[TASK DIRECTIONS]
Your task is to repeat the entries underneath exactly, minus the pictures.
*** TASK INPUTS
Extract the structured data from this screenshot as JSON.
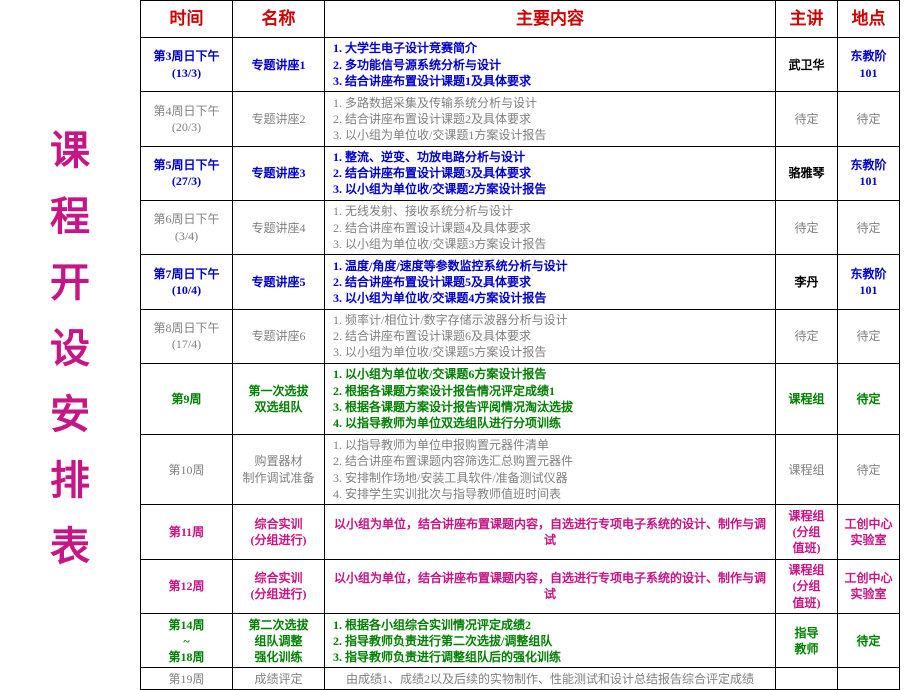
{
  "page_title_chars": [
    "课",
    "程",
    "开",
    "设",
    "安",
    "排",
    "表"
  ],
  "colors": {
    "page_title": "#c71585",
    "header": "#d00000",
    "blue": "#0000cd",
    "gray": "#808080",
    "green": "#008000",
    "magenta": "#c71585",
    "black": "#000000",
    "border": "#000000",
    "background": "#ffffff"
  },
  "headers": [
    "时间",
    "名称",
    "主要内容",
    "主讲",
    "地点"
  ],
  "rows": [
    {
      "time": "第3周日下午\n(13/3)",
      "name": "专题讲座1",
      "color": "blue",
      "content_type": "list",
      "items": [
        "大学生电子设计竞赛简介",
        "多功能信号源系统分析与设计",
        "结合讲座布置设计课题1及具体要求"
      ],
      "lecturer": "武卫华",
      "lecturer_color": "black",
      "location": "东教阶\n101",
      "location_color": "blue"
    },
    {
      "time": "第4周日下午\n(20/3)",
      "name": "专题讲座2",
      "color": "gray",
      "content_type": "list",
      "items": [
        "多路数据采集及传输系统分析与设计",
        "结合讲座布置设计课题2及具体要求",
        "以小组为单位收/交课题1方案设计报告"
      ],
      "lecturer": "待定",
      "lecturer_color": "gray",
      "location": "待定",
      "location_color": "gray"
    },
    {
      "time": "第5周日下午\n(27/3)",
      "name": "专题讲座3",
      "color": "blue",
      "content_type": "list",
      "items": [
        "整流、逆变、功放电路分析与设计",
        "结合讲座布置设计课题3及具体要求",
        "以小组为单位收/交课题2方案设计报告"
      ],
      "lecturer": "骆雅琴",
      "lecturer_color": "black",
      "location": "东教阶\n101",
      "location_color": "blue"
    },
    {
      "time": "第6周日下午\n(3/4)",
      "name": "专题讲座4",
      "color": "gray",
      "content_type": "list",
      "items": [
        "无线发射、接收系统分析与设计",
        "结合讲座布置设计课题4及具体要求",
        "以小组为单位收/交课题3方案设计报告"
      ],
      "lecturer": "待定",
      "lecturer_color": "gray",
      "location": "待定",
      "location_color": "gray"
    },
    {
      "time": "第7周日下午\n(10/4)",
      "name": "专题讲座5",
      "color": "blue",
      "content_type": "list",
      "items": [
        "温度/角度/速度等参数监控系统分析与设计",
        "结合讲座布置设计课题5及具体要求",
        "以小组为单位收/交课题4方案设计报告"
      ],
      "lecturer": "李丹",
      "lecturer_color": "black",
      "location": "东教阶\n101",
      "location_color": "blue"
    },
    {
      "time": "第8周日下午\n(17/4)",
      "name": "专题讲座6",
      "color": "gray",
      "content_type": "list",
      "items": [
        "频率计/相位计/数字存储示波器分析与设计",
        "结合讲座布置设计课题6及具体要求",
        "以小组为单位收/交课题5方案设计报告"
      ],
      "lecturer": "待定",
      "lecturer_color": "gray",
      "location": "待定",
      "location_color": "gray"
    },
    {
      "time": "第9周",
      "name": "第一次选拔\n双选组队",
      "color": "green",
      "content_type": "list",
      "items": [
        "以小组为单位收/交课题6方案设计报告",
        "根据各课题方案设计报告情况评定成绩1",
        "根据各课题方案设计报告评阅情况淘汰选拔",
        "以指导教师为单位双选组队进行分项训练"
      ],
      "lecturer": "课程组",
      "lecturer_color": "green",
      "location": "待定",
      "location_color": "green"
    },
    {
      "time": "第10周",
      "name": "购置器材\n制作调试准备",
      "color": "gray",
      "content_type": "list",
      "items": [
        "以指导教师为单位申报购置元器件清单",
        "结合讲座布置课题内容筛选汇总购置元器件",
        "安排制作场地/安装工具软件/准备测试仪器",
        "安排学生实训批次与指导教师值班时间表"
      ],
      "lecturer": "课程组",
      "lecturer_color": "gray",
      "location": "待定",
      "location_color": "gray"
    },
    {
      "time": "第11周",
      "name": "综合实训\n(分组进行)",
      "color": "magenta",
      "content_type": "text",
      "text": "以小组为单位，结合讲座布置课题内容，自选进行专项电子系统的设计、制作与调试",
      "lecturer": "课程组\n(分组\n值班)",
      "lecturer_color": "magenta",
      "location": "工创中心\n实验室",
      "location_color": "magenta"
    },
    {
      "time": "第12周",
      "name": "综合实训\n(分组进行)",
      "color": "magenta",
      "content_type": "text",
      "text": "以小组为单位，结合讲座布置课题内容，自选进行专项电子系统的设计、制作与调试",
      "lecturer": "课程组\n(分组\n值班)",
      "lecturer_color": "magenta",
      "location": "工创中心\n实验室",
      "location_color": "magenta"
    },
    {
      "time": "第14周\n~\n第18周",
      "name": "第二次选拔\n组队调整\n强化训练",
      "color": "green",
      "content_type": "list",
      "items": [
        "根据各小组综合实训情况评定成绩2",
        "指导教师负责进行第二次选拔/调整组队",
        "指导教师负责进行调整组队后的强化训练"
      ],
      "lecturer": "指导\n教师",
      "lecturer_color": "green",
      "location": "待定",
      "location_color": "green"
    },
    {
      "time": "第19周",
      "name": "成绩评定",
      "color": "gray",
      "content_type": "text",
      "text": "由成绩1、成绩2以及后续的实物制作、性能测试和设计总结报告综合评定成绩",
      "lecturer": "",
      "lecturer_color": "gray",
      "location": "",
      "location_color": "gray"
    }
  ]
}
******
[COMPLETED TASK]
Extract the structured data from this screenshot as JSON.
{
  "page_title_chars": [
    "课",
    "程",
    "开",
    "设",
    "安",
    "排",
    "表"
  ],
  "colors": {
    "page_title": "#c71585",
    "header": "#d00000",
    "blue": "#0000cd",
    "gray": "#808080",
    "green": "#008000",
    "magenta": "#c71585",
    "black": "#000000",
    "border": "#000000",
    "background": "#ffffff"
  },
  "headers": [
    "时间",
    "名称",
    "主要内容",
    "主讲",
    "地点"
  ],
  "rows": [
    {
      "time": "第3周日下午\n(13/3)",
      "name": "专题讲座1",
      "color": "blue",
      "content_type": "list",
      "items": [
        "大学生电子设计竞赛简介",
        "多功能信号源系统分析与设计",
        "结合讲座布置设计课题1及具体要求"
      ],
      "lecturer": "武卫华",
      "lecturer_color": "black",
      "location": "东教阶\n101",
      "location_color": "blue"
    },
    {
      "time": "第4周日下午\n(20/3)",
      "name": "专题讲座2",
      "color": "gray",
      "content_type": "list",
      "items": [
        "多路数据采集及传输系统分析与设计",
        "结合讲座布置设计课题2及具体要求",
        "以小组为单位收/交课题1方案设计报告"
      ],
      "lecturer": "待定",
      "lecturer_color": "gray",
      "location": "待定",
      "location_color": "gray"
    },
    {
      "time": "第5周日下午\n(27/3)",
      "name": "专题讲座3",
      "color": "blue",
      "content_type": "list",
      "items": [
        "整流、逆变、功放电路分析与设计",
        "结合讲座布置设计课题3及具体要求",
        "以小组为单位收/交课题2方案设计报告"
      ],
      "lecturer": "骆雅琴",
      "lecturer_color": "black",
      "location": "东教阶\n101",
      "location_color": "blue"
    },
    {
      "time": "第6周日下午\n(3/4)",
      "name": "专题讲座4",
      "color": "gray",
      "content_type": "list",
      "items": [
        "无线发射、接收系统分析与设计",
        "结合讲座布置设计课题4及具体要求",
        "以小组为单位收/交课题3方案设计报告"
      ],
      "lecturer": "待定",
      "lecturer_color": "gray",
      "location": "待定",
      "location_color": "gray"
    },
    {
      "time": "第7周日下午\n(10/4)",
      "name": "专题讲座5",
      "color": "blue",
      "content_type": "list",
      "items": [
        "温度/角度/速度等参数监控系统分析与设计",
        "结合讲座布置设计课题5及具体要求",
        "以小组为单位收/交课题4方案设计报告"
      ],
      "lecturer": "李丹",
      "lecturer_color": "black",
      "location": "东教阶\n101",
      "location_color": "blue"
    },
    {
      "time": "第8周日下午\n(17/4)",
      "name": "专题讲座6",
      "color": "gray",
      "content_type": "list",
      "items": [
        "频率计/相位计/数字存储示波器分析与设计",
        "结合讲座布置设计课题6及具体要求",
        "以小组为单位收/交课题5方案设计报告"
      ],
      "lecturer": "待定",
      "lecturer_color": "gray",
      "location": "待定",
      "location_color": "gray"
    },
    {
      "time": "第9周",
      "name": "第一次选拔\n双选组队",
      "color": "green",
      "content_type": "list",
      "items": [
        "以小组为单位收/交课题6方案设计报告",
        "根据各课题方案设计报告情况评定成绩1",
        "根据各课题方案设计报告评阅情况淘汰选拔",
        "以指导教师为单位双选组队进行分项训练"
      ],
      "lecturer": "课程组",
      "lecturer_color": "green",
      "location": "待定",
      "location_color": "green"
    },
    {
      "time": "第10周",
      "name": "购置器材\n制作调试准备",
      "color": "gray",
      "content_type": "list",
      "items": [
        "以指导教师为单位申报购置元器件清单",
        "结合讲座布置课题内容筛选汇总购置元器件",
        "安排制作场地/安装工具软件/准备测试仪器",
        "安排学生实训批次与指导教师值班时间表"
      ],
      "lecturer": "课程组",
      "lecturer_color": "gray",
      "location": "待定",
      "location_color": "gray"
    },
    {
      "time": "第11周",
      "name": "综合实训\n(分组进行)",
      "color": "magenta",
      "content_type": "text",
      "text": "以小组为单位，结合讲座布置课题内容，自选进行专项电子系统的设计、制作与调试",
      "lecturer": "课程组\n(分组\n值班)",
      "lecturer_color": "magenta",
      "location": "工创中心\n实验室",
      "location_color": "magenta"
    },
    {
      "time": "第12周",
      "name": "综合实训\n(分组进行)",
      "color": "magenta",
      "content_type": "text",
      "text": "以小组为单位，结合讲座布置课题内容，自选进行专项电子系统的设计、制作与调试",
      "lecturer": "课程组\n(分组\n值班)",
      "lecturer_color": "magenta",
      "location": "工创中心\n实验室",
      "location_color": "magenta"
    },
    {
      "time": "第14周\n~\n第18周",
      "name": "第二次选拔\n组队调整\n强化训练",
      "color": "green",
      "content_type": "list",
      "items": [
        "根据各小组综合实训情况评定成绩2",
        "指导教师负责进行第二次选拔/调整组队",
        "指导教师负责进行调整组队后的强化训练"
      ],
      "lecturer": "指导\n教师",
      "lecturer_color": "green",
      "location": "待定",
      "location_color": "green"
    },
    {
      "time": "第19周",
      "name": "成绩评定",
      "color": "gray",
      "content_type": "text",
      "text": "由成绩1、成绩2以及后续的实物制作、性能测试和设计总结报告综合评定成绩",
      "lecturer": "",
      "lecturer_color": "gray",
      "location": "",
      "location_color": "gray"
    }
  ]
}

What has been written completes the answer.